◆ **STATED PROBLEM**
Word for word, copy all the data and drop the pictures.

· · ·

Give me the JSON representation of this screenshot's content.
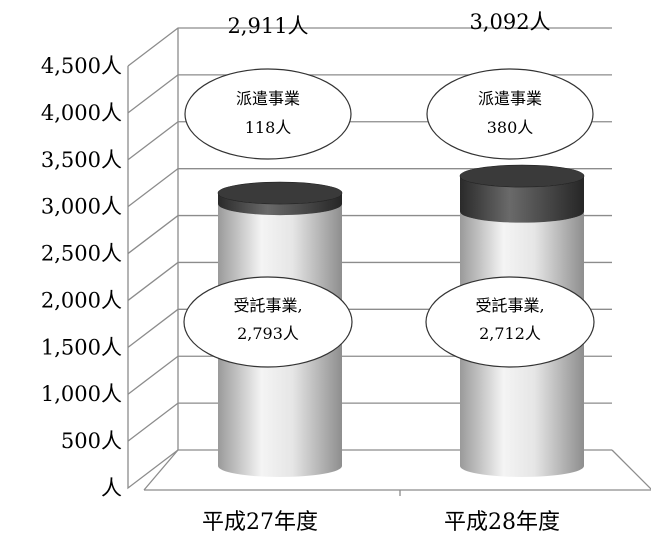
{
  "chart_data": {
    "type": "bar",
    "stacked": true,
    "style": "3d-cylinder",
    "categories": [
      "平成27年度",
      "平成28年度"
    ],
    "series": [
      {
        "name": "受託事業",
        "values": [
          2793,
          2712
        ],
        "labels": [
          "受託事業,",
          "受託事業,"
        ],
        "value_labels": [
          "2,793人",
          "2,712人"
        ],
        "color": "#d9d9d9"
      },
      {
        "name": "派遣事業",
        "values": [
          118,
          380
        ],
        "labels": [
          "派遣事業",
          "派遣事業"
        ],
        "value_labels": [
          "118人",
          "380人"
        ],
        "color": "#4a4a4a"
      }
    ],
    "totals": [
      2911,
      3092
    ],
    "total_labels": [
      "2,911人",
      "3,092人"
    ],
    "ylim": [
      0,
      4500
    ],
    "yticks": [
      0,
      500,
      1000,
      1500,
      2000,
      2500,
      3000,
      3500,
      4000,
      4500
    ],
    "ytick_labels": [
      "人",
      "500人",
      "1,000人",
      "1,500人",
      "2,000人",
      "2,500人",
      "3,000人",
      "3,500人",
      "4,000人",
      "4,500人"
    ],
    "grid": true,
    "legend": "none"
  }
}
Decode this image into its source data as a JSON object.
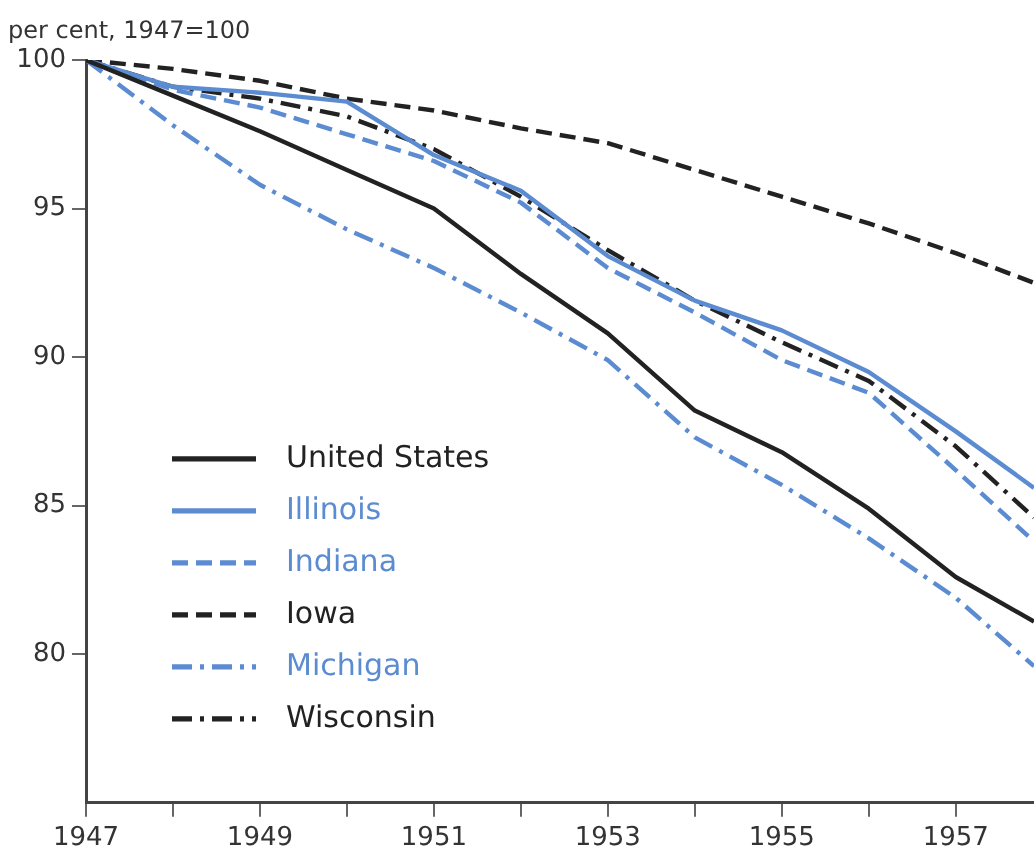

· · ·

◆ **SOLUTION FOR THIS PROBLEM**
Give me the JSON representation of this screenshot's content.
{
  "chart_data": {
    "type": "bar",
    "stacked": true,
    "style": "3d-cylinder",
    "categories": [
      "平成27年度",
      "平成28年度"
    ],
    "series": [
      {
        "name": "受託事業",
        "values": [
          2793,
          2712
        ],
        "labels": [
          "受託事業,",
          "受託事業,"
        ],
        "value_labels": [
          "2,793人",
          "2,712人"
        ],
        "color": "#d9d9d9"
      },
      {
        "name": "派遣事業",
        "values": [
          118,
          380
        ],
        "labels": [
          "派遣事業",
          "派遣事業"
        ],
        "value_labels": [
          "118人",
          "380人"
        ],
        "color": "#4a4a4a"
      }
    ],
    "totals": [
      2911,
      3092
    ],
    "total_labels": [
      "2,911人",
      "3,092人"
    ],
    "ylim": [
      0,
      4500
    ],
    "yticks": [
      0,
      500,
      1000,
      1500,
      2000,
      2500,
      3000,
      3500,
      4000,
      4500
    ],
    "ytick_labels": [
      "人",
      "500人",
      "1,000人",
      "1,500人",
      "2,000人",
      "2,500人",
      "3,000人",
      "3,500人",
      "4,000人",
      "4,500人"
    ],
    "grid": true,
    "legend": "none"
  }
}
Decode this image into its source data as a JSON object.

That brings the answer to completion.